Exercise details - Every record should be copied exactly, except that pictures are to be omitted.

[Records about charts and figures]

※

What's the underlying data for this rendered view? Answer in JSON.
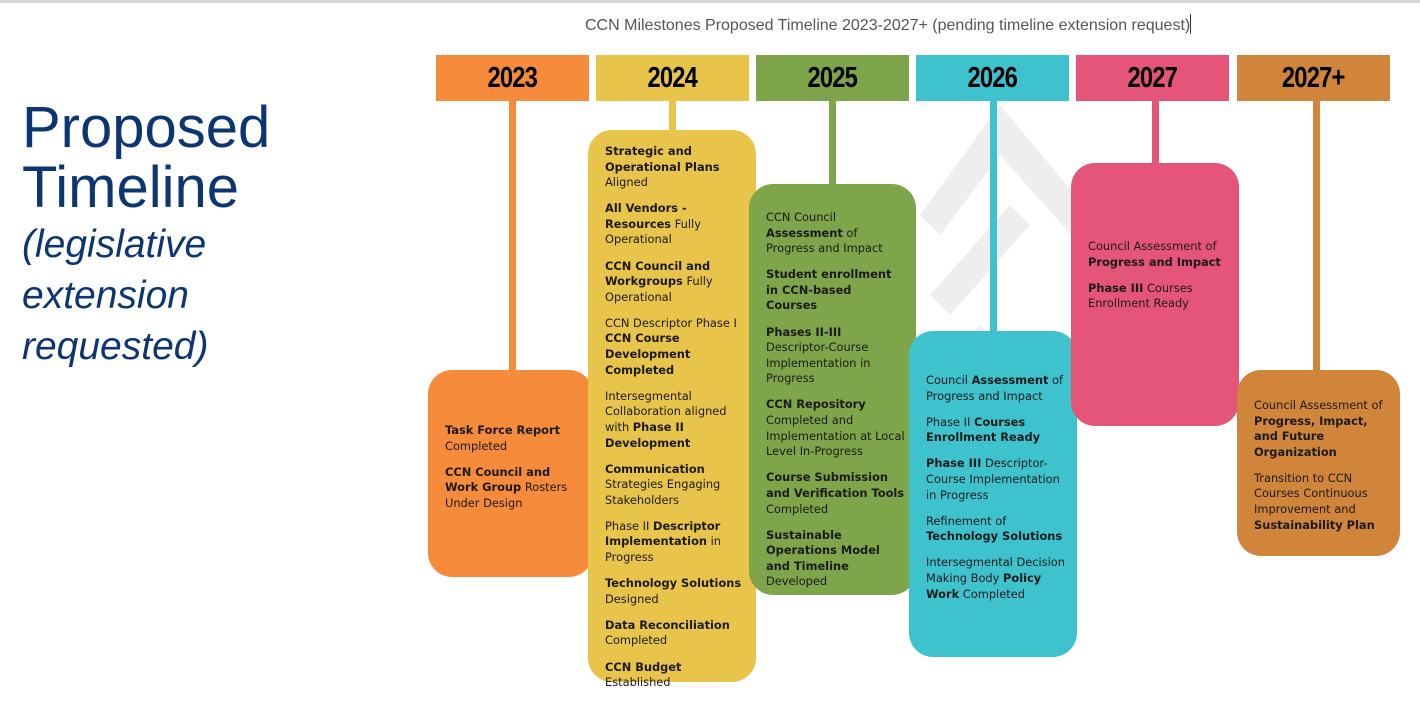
{
  "slide": {
    "title_line1": "Proposed",
    "title_line2": "Timeline",
    "subtitle_line1": "(legislative",
    "subtitle_line2": "extension",
    "subtitle_line3": "requested)",
    "chart_title": "CCN Milestones Proposed Timeline 2023-2027+ (pending timeline extension request)"
  },
  "columns": [
    {
      "year": "2023",
      "color": "#F68B3C",
      "items": [
        [
          {
            "t": "Task Force Report",
            "b": true
          },
          {
            "t": " Completed"
          }
        ],
        [
          {
            "t": "CCN Council and Work Group",
            "b": true
          },
          {
            "t": " Rosters Under Design"
          }
        ]
      ]
    },
    {
      "year": "2024",
      "color": "#E9C44A",
      "items": [
        [
          {
            "t": "Strategic and Operational Plans",
            "b": true
          },
          {
            "t": " Aligned"
          }
        ],
        [
          {
            "t": "All Vendors - Resources",
            "b": true
          },
          {
            "t": " Fully Operational"
          }
        ],
        [
          {
            "t": "CCN Council and Workgroups",
            "b": true
          },
          {
            "t": " Fully Operational"
          }
        ],
        [
          {
            "t": "CCN Descriptor Phase I "
          },
          {
            "t": "CCN Course Development Completed",
            "b": true
          }
        ],
        [
          {
            "t": "Intersegmental Collaboration aligned with "
          },
          {
            "t": "Phase II Development",
            "b": true
          }
        ],
        [
          {
            "t": "Communication",
            "b": true
          },
          {
            "t": " Strategies Engaging Stakeholders"
          }
        ],
        [
          {
            "t": "Phase II "
          },
          {
            "t": "Descriptor Implementation",
            "b": true
          },
          {
            "t": " in Progress"
          }
        ],
        [
          {
            "t": "Technology Solutions",
            "b": true
          },
          {
            "t": " Designed"
          }
        ],
        [
          {
            "t": "Data Reconciliation",
            "b": true
          },
          {
            "t": " Completed"
          }
        ],
        [
          {
            "t": "CCN Budget",
            "b": true
          },
          {
            "t": " Established"
          }
        ]
      ]
    },
    {
      "year": "2025",
      "color": "#7FA54A",
      "items": [
        [
          {
            "t": "CCN Council "
          },
          {
            "t": "Assessment",
            "b": true
          },
          {
            "t": " of Progress and Impact"
          }
        ],
        [
          {
            "t": "Student enrollment in CCN-based Courses",
            "b": true
          }
        ],
        [
          {
            "t": "Phases II-III",
            "b": true
          },
          {
            "t": " Descriptor-Course Implementation  in Progress"
          }
        ],
        [
          {
            "t": "CCN Repository",
            "b": true
          },
          {
            "t": " Completed and Implementation at Local Level In-Progress"
          }
        ],
        [
          {
            "t": "Course Submission and Verification Tools",
            "b": true
          },
          {
            "t": " Completed"
          }
        ],
        [
          {
            "t": "Sustainable Operations Model and Timeline",
            "b": true
          },
          {
            "t": " Developed"
          }
        ]
      ]
    },
    {
      "year": "2026",
      "color": "#3EC3CE",
      "items": [
        [
          {
            "t": "Council "
          },
          {
            "t": "Assessment",
            "b": true
          },
          {
            "t": " of Progress and Impact"
          }
        ],
        [
          {
            "t": "Phase II "
          },
          {
            "t": "Courses Enrollment Ready",
            "b": true
          }
        ],
        [
          {
            "t": "Phase III",
            "b": true
          },
          {
            "t": " Descriptor-Course Implementation in Progress"
          }
        ],
        [
          {
            "t": "Refinement of "
          },
          {
            "t": "Technology Solutions",
            "b": true
          }
        ],
        [
          {
            "t": "Intersegmental Decision Making Body "
          },
          {
            "t": "Policy Work",
            "b": true
          },
          {
            "t": " Completed"
          }
        ]
      ]
    },
    {
      "year": "2027",
      "color": "#E5557A",
      "items": [
        [
          {
            "t": "Council Assessment of "
          },
          {
            "t": "Progress and Impact",
            "b": true
          }
        ],
        [
          {
            "t": "Phase III",
            "b": true
          },
          {
            "t": " Courses Enrollment Ready"
          }
        ]
      ]
    },
    {
      "year": "2027+",
      "color": "#D0853B",
      "items": [
        [
          {
            "t": "Council Assessment of "
          },
          {
            "t": "Progress, Impact, and Future Organization",
            "b": true
          }
        ],
        [
          {
            "t": "Transition to CCN Courses Continuous Improvement and "
          },
          {
            "t": "Sustainability Plan",
            "b": true
          }
        ]
      ]
    }
  ]
}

※

Task answer -
What's the underlying data for this rendered view? Answer in JSON.
{
  "slide": {
    "title_line1": "Proposed",
    "title_line2": "Timeline",
    "subtitle_line1": "(legislative",
    "subtitle_line2": "extension",
    "subtitle_line3": "requested)",
    "chart_title": "CCN Milestones Proposed Timeline 2023-2027+ (pending timeline extension request)"
  },
  "columns": [
    {
      "year": "2023",
      "color": "#F68B3C",
      "items": [
        [
          {
            "t": "Task Force Report",
            "b": true
          },
          {
            "t": " Completed"
          }
        ],
        [
          {
            "t": "CCN Council and Work Group",
            "b": true
          },
          {
            "t": " Rosters Under Design"
          }
        ]
      ]
    },
    {
      "year": "2024",
      "color": "#E9C44A",
      "items": [
        [
          {
            "t": "Strategic and Operational Plans",
            "b": true
          },
          {
            "t": " Aligned"
          }
        ],
        [
          {
            "t": "All Vendors - Resources",
            "b": true
          },
          {
            "t": " Fully Operational"
          }
        ],
        [
          {
            "t": "CCN Council and Workgroups",
            "b": true
          },
          {
            "t": " Fully Operational"
          }
        ],
        [
          {
            "t": "CCN Descriptor Phase I "
          },
          {
            "t": "CCN Course Development Completed",
            "b": true
          }
        ],
        [
          {
            "t": "Intersegmental Collaboration aligned with "
          },
          {
            "t": "Phase II Development",
            "b": true
          }
        ],
        [
          {
            "t": "Communication",
            "b": true
          },
          {
            "t": " Strategies Engaging Stakeholders"
          }
        ],
        [
          {
            "t": "Phase II "
          },
          {
            "t": "Descriptor Implementation",
            "b": true
          },
          {
            "t": " in Progress"
          }
        ],
        [
          {
            "t": "Technology Solutions",
            "b": true
          },
          {
            "t": " Designed"
          }
        ],
        [
          {
            "t": "Data Reconciliation",
            "b": true
          },
          {
            "t": " Completed"
          }
        ],
        [
          {
            "t": "CCN Budget",
            "b": true
          },
          {
            "t": " Established"
          }
        ]
      ]
    },
    {
      "year": "2025",
      "color": "#7FA54A",
      "items": [
        [
          {
            "t": "CCN Council "
          },
          {
            "t": "Assessment",
            "b": true
          },
          {
            "t": " of Progress and Impact"
          }
        ],
        [
          {
            "t": "Student enrollment in CCN-based Courses",
            "b": true
          }
        ],
        [
          {
            "t": "Phases II-III",
            "b": true
          },
          {
            "t": " Descriptor-Course Implementation  in Progress"
          }
        ],
        [
          {
            "t": "CCN Repository",
            "b": true
          },
          {
            "t": " Completed and Implementation at Local Level In-Progress"
          }
        ],
        [
          {
            "t": "Course Submission and Verification Tools",
            "b": true
          },
          {
            "t": " Completed"
          }
        ],
        [
          {
            "t": "Sustainable Operations Model and Timeline",
            "b": true
          },
          {
            "t": " Developed"
          }
        ]
      ]
    },
    {
      "year": "2026",
      "color": "#3EC3CE",
      "items": [
        [
          {
            "t": "Council "
          },
          {
            "t": "Assessment",
            "b": true
          },
          {
            "t": " of Progress and Impact"
          }
        ],
        [
          {
            "t": "Phase II "
          },
          {
            "t": "Courses Enrollment Ready",
            "b": true
          }
        ],
        [
          {
            "t": "Phase III",
            "b": true
          },
          {
            "t": " Descriptor-Course Implementation in Progress"
          }
        ],
        [
          {
            "t": "Refinement of "
          },
          {
            "t": "Technology Solutions",
            "b": true
          }
        ],
        [
          {
            "t": "Intersegmental Decision Making Body "
          },
          {
            "t": "Policy Work",
            "b": true
          },
          {
            "t": " Completed"
          }
        ]
      ]
    },
    {
      "year": "2027",
      "color": "#E5557A",
      "items": [
        [
          {
            "t": "Council Assessment of "
          },
          {
            "t": "Progress and Impact",
            "b": true
          }
        ],
        [
          {
            "t": "Phase III",
            "b": true
          },
          {
            "t": " Courses Enrollment Ready"
          }
        ]
      ]
    },
    {
      "year": "2027+",
      "color": "#D0853B",
      "items": [
        [
          {
            "t": "Council Assessment of "
          },
          {
            "t": "Progress, Impact, and Future Organization",
            "b": true
          }
        ],
        [
          {
            "t": "Transition to CCN Courses Continuous Improvement and "
          },
          {
            "t": "Sustainability Plan",
            "b": true
          }
        ]
      ]
    }
  ]
}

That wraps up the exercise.